REQUIRED WORK:
Count lines holding the word "this". Only the number is wanted.

— start EXERCISE INPUT —

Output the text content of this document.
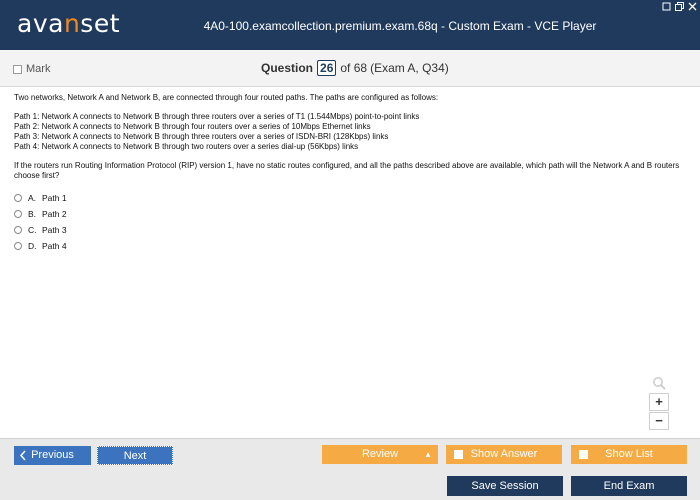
avanset	4A0-100.examcollection.premium.exam.68q - Custom Exam - VCE Player
Mark	Question 26 of 68 (Exam A, Q34)

Two networks, Network A and Network B, are connected through four routed paths. The paths are configured as follows:

Path 1: Network A connects to Network B through three routers over a series of T1 (1.544Mbps) point-to-point links
Path 2: Network A connects to Network B through four routers over a series of 10Mbps Ethernet links
Path 3: Network A connects to Network B through three routers over a series of ISDN-BRI (128Kbps) links
Path 4: Network A connects to Network B through two routers over a series dial-up (56Kbps) links

If the routers run Routing Information Protocol (RIP) version 1, have no static routes configured, and all the paths described above are available, which path will the Network A and B routers choose first?

A. Path 1
B. Path 2
C. Path 3
D. Path 4
+
−
Previous	Next	Review	▲	Show Answer	Show List
Save Session	End Exam
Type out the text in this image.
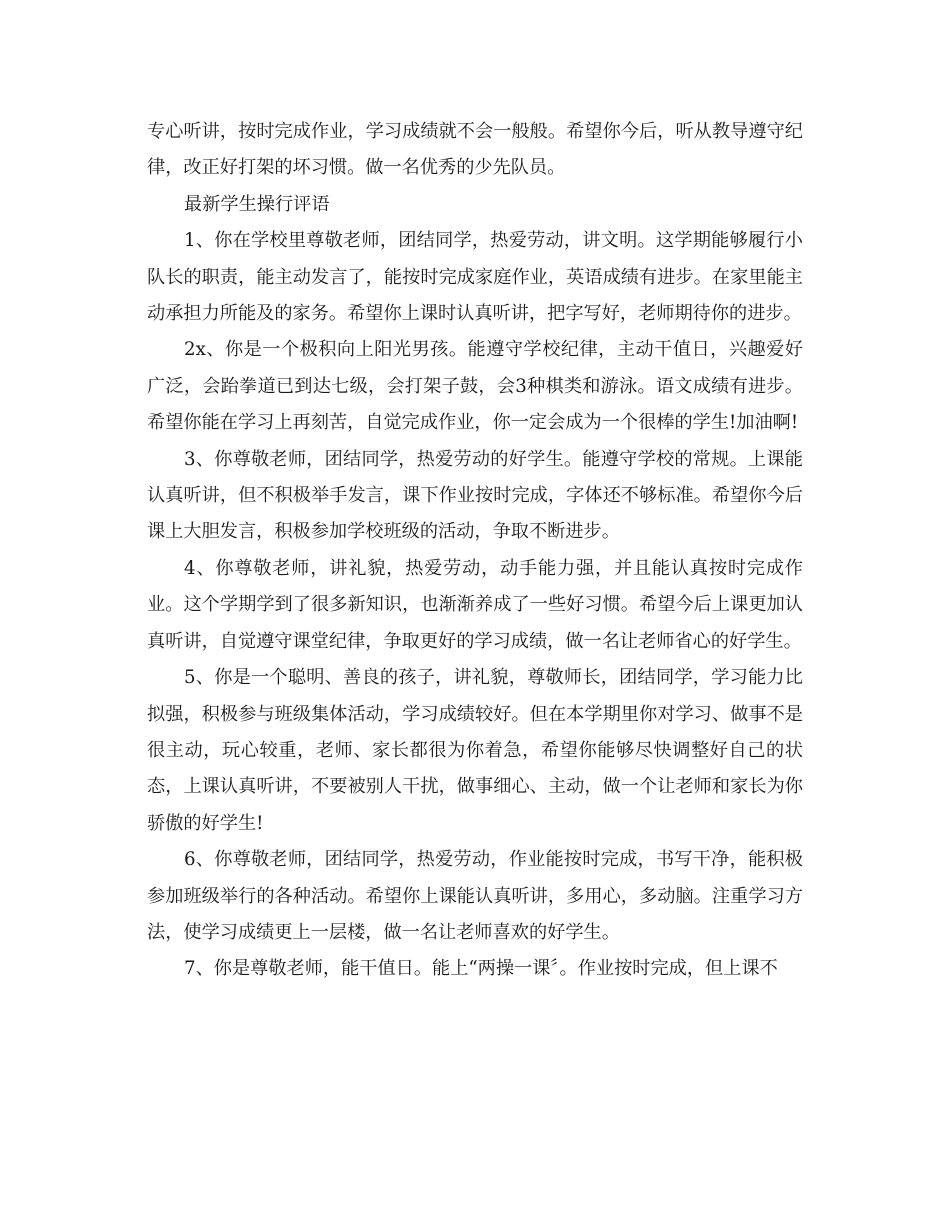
专心听讲，按时完成作业，学习成绩就不会一般般。希望你今后，听从教导遵守纪律，改正好打架的坏习惯。做一名优秀的少先队员。

最新学生操行评语

1、你在学校里尊敬老师，团结同学，热爱劳动，讲文明。这学期能够履行小队长的职责，能主动发言了，能按时完成家庭作业，英语成绩有进步。在家里能主动承担力所能及的家务。希望你上课时认真听讲，把字写好，老师期待你的进步。

2x、你是一个极积向上阳光男孩。能遵守学校纪律，主动干值日，兴趣爱好广泛，会跆拳道已到达七级，会打架子鼓，会3种棋类和游泳。语文成绩有进步。希望你能在学习上再刻苦，自觉完成作业，你一定会成为一个很棒的学生!加油啊!

3、你尊敬老师，团结同学，热爱劳动的好学生。能遵守学校的常规。上课能认真听讲，但不积极举手发言，课下作业按时完成，字体还不够标准。希望你今后课上大胆发言，积极参加学校班级的活动，争取不断进步。

4、你尊敬老师，讲礼貌，热爱劳动，动手能力强，并且能认真按时完成作业。这个学期学到了很多新知识，也渐渐养成了一些好习惯。希望今后上课更加认真听讲，自觉遵守课堂纪律，争取更好的学习成绩，做一名让老师省心的好学生。

5、你是一个聪明、善良的孩子，讲礼貌，尊敬师长，团结同学，学习能力比拟强，积极参与班级集体活动，学习成绩较好。但在本学期里你对学习、做事不是很主动，玩心较重，老师、家长都很为你着急，希望你能够尽快调整好自己的状态，上课认真听讲，不要被别人干扰，做事细心、主动，做一个让老师和家长为你骄傲的好学生!

6、你尊敬老师，团结同学，热爱劳动，作业能按时完成，书写干净，能积极参加班级举行的各种活动。希望你上课能认真听讲，多用心，多动脑。注重学习方法，使学习成绩更上一层楼，做一名让老师喜欢的好学生。

7、你是尊敬老师，能干值日。能上“两操一课〞。作业按时完成，但上课不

— end EXERCISE INPUT —

THE ANSWER:
2